- Text section:
The function $f(x)=\left\{\begin{array}{cc}\frac{\sqrt{1+p x}-\sqrt{1-p x}}{x}, & -1 \leq x<0, \\ \frac{2 x+1}{x-2}, & 0 \leq x \leq 1,\end{array}\right.$ is continuous in the interval [-1, 1], then p is equal to

$-\frac{1}{2}$

$f(x)=\left\{\begin{array}{cc}\frac{\sqrt{1+p x}-\sqrt{1-p x}}{x}, & -1 \leq x<0, \\ \frac{2 x+1}{x-2}, & 0 \leq x \leq 1,\end{array}\right.$

Checking at 0

$\lim\limits_{x \rightarrow 0} \frac{\sqrt{1+p x}-\sqrt{1-p x}}{x} \times \frac{\sqrt{1+p x}+\sqrt{1-p x}}{\sqrt{1+p x}+\sqrt{1-p x}}$

$=\lim\limits_{x \rightarrow 0} \frac{2 p}{\sqrt{1+p x}+\sqrt{1-p x}}=p$

so  $f(0)=\frac{2(0)+1}{0-2}=\frac{-1}{2}$

so  $p = \frac{-1}{2}$

Option: B

- To do: Please reproduce the continuity problem in full, word for word. The rows after this point come from a different source.

- Given entries:

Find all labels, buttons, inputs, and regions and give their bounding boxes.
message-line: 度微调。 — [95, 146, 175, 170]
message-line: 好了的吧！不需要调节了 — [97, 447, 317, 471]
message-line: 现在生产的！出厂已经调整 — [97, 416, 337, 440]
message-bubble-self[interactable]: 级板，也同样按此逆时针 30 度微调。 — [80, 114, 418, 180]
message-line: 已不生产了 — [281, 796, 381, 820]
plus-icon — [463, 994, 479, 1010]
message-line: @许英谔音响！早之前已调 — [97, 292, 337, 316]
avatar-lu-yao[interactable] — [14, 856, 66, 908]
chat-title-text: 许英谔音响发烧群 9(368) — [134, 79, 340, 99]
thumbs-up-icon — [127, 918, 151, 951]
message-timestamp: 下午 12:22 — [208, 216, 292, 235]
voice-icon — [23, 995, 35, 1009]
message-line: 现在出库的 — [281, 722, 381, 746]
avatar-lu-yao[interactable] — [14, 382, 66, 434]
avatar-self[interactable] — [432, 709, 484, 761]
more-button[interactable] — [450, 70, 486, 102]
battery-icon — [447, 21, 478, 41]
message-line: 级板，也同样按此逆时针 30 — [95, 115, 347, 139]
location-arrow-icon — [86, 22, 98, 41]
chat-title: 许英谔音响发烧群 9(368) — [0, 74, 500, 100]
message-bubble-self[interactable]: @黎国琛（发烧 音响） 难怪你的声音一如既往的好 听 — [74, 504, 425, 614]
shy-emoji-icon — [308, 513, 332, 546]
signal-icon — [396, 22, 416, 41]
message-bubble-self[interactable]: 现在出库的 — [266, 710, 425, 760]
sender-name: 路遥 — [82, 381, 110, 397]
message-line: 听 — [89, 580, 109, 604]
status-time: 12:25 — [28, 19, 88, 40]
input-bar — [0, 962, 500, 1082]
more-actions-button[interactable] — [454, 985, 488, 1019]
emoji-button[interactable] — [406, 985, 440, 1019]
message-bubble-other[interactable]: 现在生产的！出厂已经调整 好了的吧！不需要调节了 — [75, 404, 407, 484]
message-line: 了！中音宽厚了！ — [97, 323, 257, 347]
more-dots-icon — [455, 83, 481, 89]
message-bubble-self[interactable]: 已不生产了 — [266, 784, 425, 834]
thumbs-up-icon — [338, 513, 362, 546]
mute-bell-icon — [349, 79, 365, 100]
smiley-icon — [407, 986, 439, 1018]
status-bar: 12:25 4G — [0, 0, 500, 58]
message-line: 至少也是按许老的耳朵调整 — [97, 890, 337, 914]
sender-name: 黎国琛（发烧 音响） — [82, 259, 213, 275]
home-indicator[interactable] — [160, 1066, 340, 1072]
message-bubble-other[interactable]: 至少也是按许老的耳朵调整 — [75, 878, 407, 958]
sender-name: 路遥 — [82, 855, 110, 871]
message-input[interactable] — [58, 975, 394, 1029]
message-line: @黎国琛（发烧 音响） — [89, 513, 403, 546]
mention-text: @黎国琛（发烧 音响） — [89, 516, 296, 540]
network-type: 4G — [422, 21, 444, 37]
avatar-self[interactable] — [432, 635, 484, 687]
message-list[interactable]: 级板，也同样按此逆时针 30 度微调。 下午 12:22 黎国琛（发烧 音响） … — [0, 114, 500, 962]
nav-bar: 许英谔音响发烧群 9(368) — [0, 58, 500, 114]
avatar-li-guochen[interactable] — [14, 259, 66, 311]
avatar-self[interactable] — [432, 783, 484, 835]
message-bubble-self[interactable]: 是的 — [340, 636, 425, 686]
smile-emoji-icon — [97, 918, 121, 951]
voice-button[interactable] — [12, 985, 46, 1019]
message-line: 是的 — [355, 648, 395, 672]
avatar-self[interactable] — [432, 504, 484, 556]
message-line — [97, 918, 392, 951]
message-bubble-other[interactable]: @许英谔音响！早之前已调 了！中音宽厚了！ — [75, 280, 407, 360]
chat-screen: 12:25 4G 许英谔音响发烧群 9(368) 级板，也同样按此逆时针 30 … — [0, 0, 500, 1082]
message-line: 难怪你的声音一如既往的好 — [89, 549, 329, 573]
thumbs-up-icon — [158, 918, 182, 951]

- Result of this task:
The function $f(x)=\left\{\begin{array}{cc}\frac{\sqrt{1+p x}-\sqrt{1-p x}}{x}, & -1 \leq x<0, \\ \frac{2 x+1}{x-2}, & 0 \leq x \leq 1,\end{array}\right.$ is continuous in the interval [-1, 1], then p is equal to

$-\frac{1}{2}$

$f(x)=\left\{\begin{array}{cc}\frac{\sqrt{1+p x}-\sqrt{1-p x}}{x}, & -1 \leq x<0, \\ \frac{2 x+1}{x-2}, & 0 \leq x \leq 1,\end{array}\right.$

Checking at 0

$\lim\limits_{x \rightarrow 0} \frac{\sqrt{1+p x}-\sqrt{1-p x}}{x} \times \frac{\sqrt{1+p x}+\sqrt{1-p x}}{\sqrt{1+p x}+\sqrt{1-p x}}$

$=\lim\limits_{x \rightarrow 0} \frac{2 p}{\sqrt{1+p x}+\sqrt{1-p x}}=p$

so  $f(0)=\frac{2(0)+1}{0-2}=\frac{-1}{2}$

so  $p = \frac{-1}{2}$

Option: B